- **WHAT TO WORK ON**
Word for word, restate all of the entries.

- **DATA FOR THIS EXERCISE**
══════

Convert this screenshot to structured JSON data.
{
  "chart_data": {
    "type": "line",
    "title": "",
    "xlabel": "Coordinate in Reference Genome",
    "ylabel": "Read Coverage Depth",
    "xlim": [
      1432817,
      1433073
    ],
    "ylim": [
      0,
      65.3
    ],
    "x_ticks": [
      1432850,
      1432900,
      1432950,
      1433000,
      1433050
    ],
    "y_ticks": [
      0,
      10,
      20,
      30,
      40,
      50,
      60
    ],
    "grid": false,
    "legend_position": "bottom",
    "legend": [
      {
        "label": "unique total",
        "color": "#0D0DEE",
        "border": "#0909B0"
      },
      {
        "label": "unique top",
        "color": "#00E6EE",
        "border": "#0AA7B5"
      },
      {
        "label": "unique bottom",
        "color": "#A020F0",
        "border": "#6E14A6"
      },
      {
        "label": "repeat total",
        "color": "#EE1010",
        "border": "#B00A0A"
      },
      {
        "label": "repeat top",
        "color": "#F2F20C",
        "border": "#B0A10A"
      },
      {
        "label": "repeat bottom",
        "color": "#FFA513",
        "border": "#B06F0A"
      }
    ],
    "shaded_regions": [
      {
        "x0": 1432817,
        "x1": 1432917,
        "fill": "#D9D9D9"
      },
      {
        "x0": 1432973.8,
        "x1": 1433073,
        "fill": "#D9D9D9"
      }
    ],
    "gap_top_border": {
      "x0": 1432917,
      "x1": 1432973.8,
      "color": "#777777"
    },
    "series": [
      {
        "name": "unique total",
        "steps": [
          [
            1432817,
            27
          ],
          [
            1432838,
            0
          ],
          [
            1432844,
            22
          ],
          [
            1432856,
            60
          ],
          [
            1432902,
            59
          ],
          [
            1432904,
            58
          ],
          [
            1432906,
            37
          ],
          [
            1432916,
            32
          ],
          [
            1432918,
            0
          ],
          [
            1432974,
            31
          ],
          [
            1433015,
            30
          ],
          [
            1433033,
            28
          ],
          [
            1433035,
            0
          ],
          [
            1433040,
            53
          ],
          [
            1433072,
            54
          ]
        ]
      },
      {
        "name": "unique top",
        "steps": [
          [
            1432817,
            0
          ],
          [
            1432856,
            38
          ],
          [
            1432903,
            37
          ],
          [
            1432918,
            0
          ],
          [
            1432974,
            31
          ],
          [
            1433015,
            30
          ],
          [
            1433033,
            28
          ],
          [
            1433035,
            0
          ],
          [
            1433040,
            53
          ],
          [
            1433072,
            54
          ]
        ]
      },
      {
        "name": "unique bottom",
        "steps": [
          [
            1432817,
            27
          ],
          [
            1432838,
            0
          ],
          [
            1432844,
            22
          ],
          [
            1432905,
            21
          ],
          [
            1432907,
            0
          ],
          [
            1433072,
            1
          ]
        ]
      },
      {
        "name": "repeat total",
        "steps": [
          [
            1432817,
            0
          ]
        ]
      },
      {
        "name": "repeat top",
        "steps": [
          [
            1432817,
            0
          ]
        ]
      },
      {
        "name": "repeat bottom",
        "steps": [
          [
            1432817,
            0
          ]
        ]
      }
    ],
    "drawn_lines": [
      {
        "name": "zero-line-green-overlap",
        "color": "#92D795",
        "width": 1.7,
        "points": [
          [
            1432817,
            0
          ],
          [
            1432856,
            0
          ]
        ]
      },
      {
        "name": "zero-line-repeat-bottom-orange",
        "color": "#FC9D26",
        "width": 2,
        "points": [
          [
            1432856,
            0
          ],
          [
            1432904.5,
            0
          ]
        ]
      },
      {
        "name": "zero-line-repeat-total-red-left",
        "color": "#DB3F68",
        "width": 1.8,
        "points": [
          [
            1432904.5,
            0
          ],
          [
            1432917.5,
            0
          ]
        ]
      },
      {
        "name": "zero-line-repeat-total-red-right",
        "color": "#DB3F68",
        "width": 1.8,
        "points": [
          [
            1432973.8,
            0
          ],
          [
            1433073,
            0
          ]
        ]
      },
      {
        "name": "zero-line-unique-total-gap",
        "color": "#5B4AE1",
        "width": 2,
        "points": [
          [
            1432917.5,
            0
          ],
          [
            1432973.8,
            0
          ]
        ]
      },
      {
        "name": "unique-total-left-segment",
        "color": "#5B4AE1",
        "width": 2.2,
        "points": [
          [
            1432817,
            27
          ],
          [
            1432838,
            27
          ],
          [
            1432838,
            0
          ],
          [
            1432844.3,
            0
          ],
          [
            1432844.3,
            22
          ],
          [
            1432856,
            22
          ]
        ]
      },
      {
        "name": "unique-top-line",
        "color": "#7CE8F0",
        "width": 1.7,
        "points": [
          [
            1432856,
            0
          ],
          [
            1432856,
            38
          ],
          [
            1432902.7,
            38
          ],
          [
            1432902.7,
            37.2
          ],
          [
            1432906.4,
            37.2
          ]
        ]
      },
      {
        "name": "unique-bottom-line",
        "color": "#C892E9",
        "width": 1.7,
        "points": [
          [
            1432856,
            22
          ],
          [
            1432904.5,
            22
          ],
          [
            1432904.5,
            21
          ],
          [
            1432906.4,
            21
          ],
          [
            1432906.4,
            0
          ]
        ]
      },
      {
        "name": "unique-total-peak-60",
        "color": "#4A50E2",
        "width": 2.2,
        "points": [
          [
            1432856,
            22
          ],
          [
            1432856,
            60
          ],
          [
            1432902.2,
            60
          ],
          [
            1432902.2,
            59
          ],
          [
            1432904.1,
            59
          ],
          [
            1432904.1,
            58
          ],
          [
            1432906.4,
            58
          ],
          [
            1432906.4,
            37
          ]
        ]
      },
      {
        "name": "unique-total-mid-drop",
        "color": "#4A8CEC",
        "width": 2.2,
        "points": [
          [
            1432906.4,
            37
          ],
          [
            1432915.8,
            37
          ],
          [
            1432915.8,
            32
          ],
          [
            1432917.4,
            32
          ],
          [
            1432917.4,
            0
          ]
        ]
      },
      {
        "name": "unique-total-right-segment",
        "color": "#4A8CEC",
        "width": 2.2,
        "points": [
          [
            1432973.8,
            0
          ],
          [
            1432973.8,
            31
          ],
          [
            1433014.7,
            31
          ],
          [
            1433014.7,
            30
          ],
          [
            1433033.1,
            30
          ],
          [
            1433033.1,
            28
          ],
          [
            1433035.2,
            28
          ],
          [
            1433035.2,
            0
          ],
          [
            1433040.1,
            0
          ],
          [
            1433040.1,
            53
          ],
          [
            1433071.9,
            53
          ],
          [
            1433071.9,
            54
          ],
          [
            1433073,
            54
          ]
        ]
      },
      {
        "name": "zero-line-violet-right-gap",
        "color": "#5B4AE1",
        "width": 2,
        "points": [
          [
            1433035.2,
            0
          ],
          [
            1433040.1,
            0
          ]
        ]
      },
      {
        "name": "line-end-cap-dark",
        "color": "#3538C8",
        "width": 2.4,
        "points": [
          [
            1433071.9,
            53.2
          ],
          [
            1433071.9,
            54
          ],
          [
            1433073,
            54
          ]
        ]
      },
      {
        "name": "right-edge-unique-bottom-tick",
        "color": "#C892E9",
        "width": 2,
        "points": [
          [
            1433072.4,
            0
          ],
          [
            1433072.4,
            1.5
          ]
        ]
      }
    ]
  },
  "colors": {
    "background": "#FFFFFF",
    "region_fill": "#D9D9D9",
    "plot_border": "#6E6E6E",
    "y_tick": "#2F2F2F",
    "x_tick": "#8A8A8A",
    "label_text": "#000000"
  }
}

══════

- **WRITTEN RESPONSE**
Convert this screenshot to structured JSON data.
{
  "chart_data": {
    "type": "line",
    "title": "",
    "xlabel": "Coordinate in Reference Genome",
    "ylabel": "Read Coverage Depth",
    "xlim": [
      1432817,
      1433073
    ],
    "ylim": [
      0,
      65.3
    ],
    "x_ticks": [
      1432850,
      1432900,
      1432950,
      1433000,
      1433050
    ],
    "y_ticks": [
      0,
      10,
      20,
      30,
      40,
      50,
      60
    ],
    "grid": false,
    "legend_position": "bottom",
    "legend": [
      {
        "label": "unique total",
        "color": "#0D0DEE",
        "border": "#0909B0"
      },
      {
        "label": "unique top",
        "color": "#00E6EE",
        "border": "#0AA7B5"
      },
      {
        "label": "unique bottom",
        "color": "#A020F0",
        "border": "#6E14A6"
      },
      {
        "label": "repeat total",
        "color": "#EE1010",
        "border": "#B00A0A"
      },
      {
        "label": "repeat top",
        "color": "#F2F20C",
        "border": "#B0A10A"
      },
      {
        "label": "repeat bottom",
        "color": "#FFA513",
        "border": "#B06F0A"
      }
    ],
    "shaded_regions": [
      {
        "x0": 1432817,
        "x1": 1432917,
        "fill": "#D9D9D9"
      },
      {
        "x0": 1432973.8,
        "x1": 1433073,
        "fill": "#D9D9D9"
      }
    ],
    "gap_top_border": {
      "x0": 1432917,
      "x1": 1432973.8,
      "color": "#777777"
    },
    "series": [
      {
        "name": "unique total",
        "steps": [
          [
            1432817,
            27
          ],
          [
            1432838,
            0
          ],
          [
            1432844,
            22
          ],
          [
            1432856,
            60
          ],
          [
            1432902,
            59
          ],
          [
            1432904,
            58
          ],
          [
            1432906,
            37
          ],
          [
            1432916,
            32
          ],
          [
            1432918,
            0
          ],
          [
            1432974,
            31
          ],
          [
            1433015,
            30
          ],
          [
            1433033,
            28
          ],
          [
            1433035,
            0
          ],
          [
            1433040,
            53
          ],
          [
            1433072,
            54
          ]
        ]
      },
      {
        "name": "unique top",
        "steps": [
          [
            1432817,
            0
          ],
          [
            1432856,
            38
          ],
          [
            1432903,
            37
          ],
          [
            1432918,
            0
          ],
          [
            1432974,
            31
          ],
          [
            1433015,
            30
          ],
          [
            1433033,
            28
          ],
          [
            1433035,
            0
          ],
          [
            1433040,
            53
          ],
          [
            1433072,
            54
          ]
        ]
      },
      {
        "name": "unique bottom",
        "steps": [
          [
            1432817,
            27
          ],
          [
            1432838,
            0
          ],
          [
            1432844,
            22
          ],
          [
            1432905,
            21
          ],
          [
            1432907,
            0
          ],
          [
            1433072,
            1
          ]
        ]
      },
      {
        "name": "repeat total",
        "steps": [
          [
            1432817,
            0
          ]
        ]
      },
      {
        "name": "repeat top",
        "steps": [
          [
            1432817,
            0
          ]
        ]
      },
      {
        "name": "repeat bottom",
        "steps": [
          [
            1432817,
            0
          ]
        ]
      }
    ],
    "drawn_lines": [
      {
        "name": "zero-line-green-overlap",
        "color": "#92D795",
        "width": 1.7,
        "points": [
          [
            1432817,
            0
          ],
          [
            1432856,
            0
          ]
        ]
      },
      {
        "name": "zero-line-repeat-bottom-orange",
        "color": "#FC9D26",
        "width": 2,
        "points": [
          [
            1432856,
            0
          ],
          [
            1432904.5,
            0
          ]
        ]
      },
      {
        "name": "zero-line-repeat-total-red-left",
        "color": "#DB3F68",
        "width": 1.8,
        "points": [
          [
            1432904.5,
            0
          ],
          [
            1432917.5,
            0
          ]
        ]
      },
      {
        "name": "zero-line-repeat-total-red-right",
        "color": "#DB3F68",
        "width": 1.8,
        "points": [
          [
            1432973.8,
            0
          ],
          [
            1433073,
            0
          ]
        ]
      },
      {
        "name": "zero-line-unique-total-gap",
        "color": "#5B4AE1",
        "width": 2,
        "points": [
          [
            1432917.5,
            0
          ],
          [
            1432973.8,
            0
          ]
        ]
      },
      {
        "name": "unique-total-left-segment",
        "color": "#5B4AE1",
        "width": 2.2,
        "points": [
          [
            1432817,
            27
          ],
          [
            1432838,
            27
          ],
          [
            1432838,
            0
          ],
          [
            1432844.3,
            0
          ],
          [
            1432844.3,
            22
          ],
          [
            1432856,
            22
          ]
        ]
      },
      {
        "name": "unique-top-line",
        "color": "#7CE8F0",
        "width": 1.7,
        "points": [
          [
            1432856,
            0
          ],
          [
            1432856,
            38
          ],
          [
            1432902.7,
            38
          ],
          [
            1432902.7,
            37.2
          ],
          [
            1432906.4,
            37.2
          ]
        ]
      },
      {
        "name": "unique-bottom-line",
        "color": "#C892E9",
        "width": 1.7,
        "points": [
          [
            1432856,
            22
          ],
          [
            1432904.5,
            22
          ],
          [
            1432904.5,
            21
          ],
          [
            1432906.4,
            21
          ],
          [
            1432906.4,
            0
          ]
        ]
      },
      {
        "name": "unique-total-peak-60",
        "color": "#4A50E2",
        "width": 2.2,
        "points": [
          [
            1432856,
            22
          ],
          [
            1432856,
            60
          ],
          [
            1432902.2,
            60
          ],
          [
            1432902.2,
            59
          ],
          [
            1432904.1,
            59
          ],
          [
            1432904.1,
            58
          ],
          [
            1432906.4,
            58
          ],
          [
            1432906.4,
            37
          ]
        ]
      },
      {
        "name": "unique-total-mid-drop",
        "color": "#4A8CEC",
        "width": 2.2,
        "points": [
          [
            1432906.4,
            37
          ],
          [
            1432915.8,
            37
          ],
          [
            1432915.8,
            32
          ],
          [
            1432917.4,
            32
          ],
          [
            1432917.4,
            0
          ]
        ]
      },
      {
        "name": "unique-total-right-segment",
        "color": "#4A8CEC",
        "width": 2.2,
        "points": [
          [
            1432973.8,
            0
          ],
          [
            1432973.8,
            31
          ],
          [
            1433014.7,
            31
          ],
          [
            1433014.7,
            30
          ],
          [
            1433033.1,
            30
          ],
          [
            1433033.1,
            28
          ],
          [
            1433035.2,
            28
          ],
          [
            1433035.2,
            0
          ],
          [
            1433040.1,
            0
          ],
          [
            1433040.1,
            53
          ],
          [
            1433071.9,
            53
          ],
          [
            1433071.9,
            54
          ],
          [
            1433073,
            54
          ]
        ]
      },
      {
        "name": "zero-line-violet-right-gap",
        "color": "#5B4AE1",
        "width": 2,
        "points": [
          [
            1433035.2,
            0
          ],
          [
            1433040.1,
            0
          ]
        ]
      },
      {
        "name": "line-end-cap-dark",
        "color": "#3538C8",
        "width": 2.4,
        "points": [
          [
            1433071.9,
            53.2
          ],
          [
            1433071.9,
            54
          ],
          [
            1433073,
            54
          ]
        ]
      },
      {
        "name": "right-edge-unique-bottom-tick",
        "color": "#C892E9",
        "width": 2,
        "points": [
          [
            1433072.4,
            0
          ],
          [
            1433072.4,
            1.5
          ]
        ]
      }
    ]
  },
  "colors": {
    "background": "#FFFFFF",
    "region_fill": "#D9D9D9",
    "plot_border": "#6E6E6E",
    "y_tick": "#2F2F2F",
    "x_tick": "#8A8A8A",
    "label_text": "#000000"
  }
}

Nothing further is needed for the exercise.